**REQUIRED TASK:** Below are some records. Say how many of their lines contain the string "content", and give nothing but the number.

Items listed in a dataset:
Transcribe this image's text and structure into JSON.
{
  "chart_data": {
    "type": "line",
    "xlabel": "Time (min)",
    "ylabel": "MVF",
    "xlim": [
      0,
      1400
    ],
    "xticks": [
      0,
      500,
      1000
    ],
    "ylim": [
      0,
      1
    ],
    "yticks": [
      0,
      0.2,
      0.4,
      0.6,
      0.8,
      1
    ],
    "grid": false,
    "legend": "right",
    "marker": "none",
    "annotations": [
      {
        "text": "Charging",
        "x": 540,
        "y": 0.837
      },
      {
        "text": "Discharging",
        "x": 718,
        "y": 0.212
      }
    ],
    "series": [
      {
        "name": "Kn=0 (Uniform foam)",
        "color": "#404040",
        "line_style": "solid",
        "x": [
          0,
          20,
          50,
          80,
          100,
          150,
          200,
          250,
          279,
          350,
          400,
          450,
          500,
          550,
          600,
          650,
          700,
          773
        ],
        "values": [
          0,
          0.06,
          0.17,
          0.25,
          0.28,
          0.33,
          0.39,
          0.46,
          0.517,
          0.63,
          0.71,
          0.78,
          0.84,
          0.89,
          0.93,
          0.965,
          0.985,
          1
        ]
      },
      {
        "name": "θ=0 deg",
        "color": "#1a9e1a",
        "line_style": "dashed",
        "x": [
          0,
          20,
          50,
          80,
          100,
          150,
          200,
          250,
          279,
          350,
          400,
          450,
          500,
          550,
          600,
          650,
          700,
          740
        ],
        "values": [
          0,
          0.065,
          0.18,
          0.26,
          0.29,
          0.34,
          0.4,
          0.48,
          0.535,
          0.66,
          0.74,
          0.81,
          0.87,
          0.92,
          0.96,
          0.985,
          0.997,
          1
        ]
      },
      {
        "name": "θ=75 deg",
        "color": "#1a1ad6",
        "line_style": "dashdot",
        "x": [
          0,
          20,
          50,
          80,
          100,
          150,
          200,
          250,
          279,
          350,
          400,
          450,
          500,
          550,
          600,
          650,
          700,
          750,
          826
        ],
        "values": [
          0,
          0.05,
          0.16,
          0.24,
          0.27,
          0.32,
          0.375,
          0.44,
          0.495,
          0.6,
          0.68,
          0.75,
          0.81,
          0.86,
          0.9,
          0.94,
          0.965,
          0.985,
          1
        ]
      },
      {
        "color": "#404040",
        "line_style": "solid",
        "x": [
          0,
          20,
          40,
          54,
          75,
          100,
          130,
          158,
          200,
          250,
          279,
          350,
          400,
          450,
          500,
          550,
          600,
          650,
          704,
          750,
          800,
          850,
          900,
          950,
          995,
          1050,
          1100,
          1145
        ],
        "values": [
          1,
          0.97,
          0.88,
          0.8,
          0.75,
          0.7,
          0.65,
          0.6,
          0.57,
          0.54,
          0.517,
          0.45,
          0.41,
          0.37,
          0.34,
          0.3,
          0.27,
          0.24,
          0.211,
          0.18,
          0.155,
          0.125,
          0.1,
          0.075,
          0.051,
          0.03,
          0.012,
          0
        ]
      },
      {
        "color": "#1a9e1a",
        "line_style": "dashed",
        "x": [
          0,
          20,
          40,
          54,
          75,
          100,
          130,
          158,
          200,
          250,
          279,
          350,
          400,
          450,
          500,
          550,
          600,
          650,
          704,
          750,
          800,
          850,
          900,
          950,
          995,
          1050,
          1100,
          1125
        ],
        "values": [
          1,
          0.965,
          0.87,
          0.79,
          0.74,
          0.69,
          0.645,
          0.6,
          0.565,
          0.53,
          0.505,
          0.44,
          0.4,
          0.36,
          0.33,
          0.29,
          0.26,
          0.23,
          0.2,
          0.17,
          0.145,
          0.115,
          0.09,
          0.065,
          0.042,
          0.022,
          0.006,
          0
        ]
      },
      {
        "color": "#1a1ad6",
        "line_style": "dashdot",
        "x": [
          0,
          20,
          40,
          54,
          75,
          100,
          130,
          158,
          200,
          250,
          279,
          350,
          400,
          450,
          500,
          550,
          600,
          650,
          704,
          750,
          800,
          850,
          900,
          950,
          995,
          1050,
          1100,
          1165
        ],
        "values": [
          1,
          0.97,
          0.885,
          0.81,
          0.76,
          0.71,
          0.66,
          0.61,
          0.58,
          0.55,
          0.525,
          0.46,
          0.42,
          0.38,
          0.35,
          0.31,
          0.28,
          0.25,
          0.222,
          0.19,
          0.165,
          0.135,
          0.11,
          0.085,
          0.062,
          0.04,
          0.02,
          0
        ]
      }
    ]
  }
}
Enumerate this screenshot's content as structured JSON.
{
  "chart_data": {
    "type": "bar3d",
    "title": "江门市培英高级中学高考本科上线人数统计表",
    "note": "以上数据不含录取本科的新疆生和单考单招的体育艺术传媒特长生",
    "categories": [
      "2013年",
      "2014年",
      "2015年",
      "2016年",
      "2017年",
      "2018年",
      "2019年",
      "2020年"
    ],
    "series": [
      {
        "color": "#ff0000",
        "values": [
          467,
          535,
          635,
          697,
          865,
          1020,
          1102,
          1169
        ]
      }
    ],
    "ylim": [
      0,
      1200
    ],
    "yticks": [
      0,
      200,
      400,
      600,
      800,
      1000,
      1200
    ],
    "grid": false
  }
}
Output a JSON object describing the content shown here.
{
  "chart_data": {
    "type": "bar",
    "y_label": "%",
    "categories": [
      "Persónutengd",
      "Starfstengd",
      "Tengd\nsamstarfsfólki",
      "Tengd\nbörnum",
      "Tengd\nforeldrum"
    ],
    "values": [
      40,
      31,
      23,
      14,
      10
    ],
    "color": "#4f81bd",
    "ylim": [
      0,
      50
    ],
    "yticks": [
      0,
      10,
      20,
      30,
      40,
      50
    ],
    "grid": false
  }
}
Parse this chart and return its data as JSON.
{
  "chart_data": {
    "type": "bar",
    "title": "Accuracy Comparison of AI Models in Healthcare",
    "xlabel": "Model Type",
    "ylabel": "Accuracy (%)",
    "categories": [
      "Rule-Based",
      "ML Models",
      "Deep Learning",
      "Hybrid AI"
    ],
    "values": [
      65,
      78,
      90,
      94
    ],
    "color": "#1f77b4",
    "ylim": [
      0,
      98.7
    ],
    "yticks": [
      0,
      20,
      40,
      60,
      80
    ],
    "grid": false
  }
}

**OUTPUT OF THE EXERCISE:** 2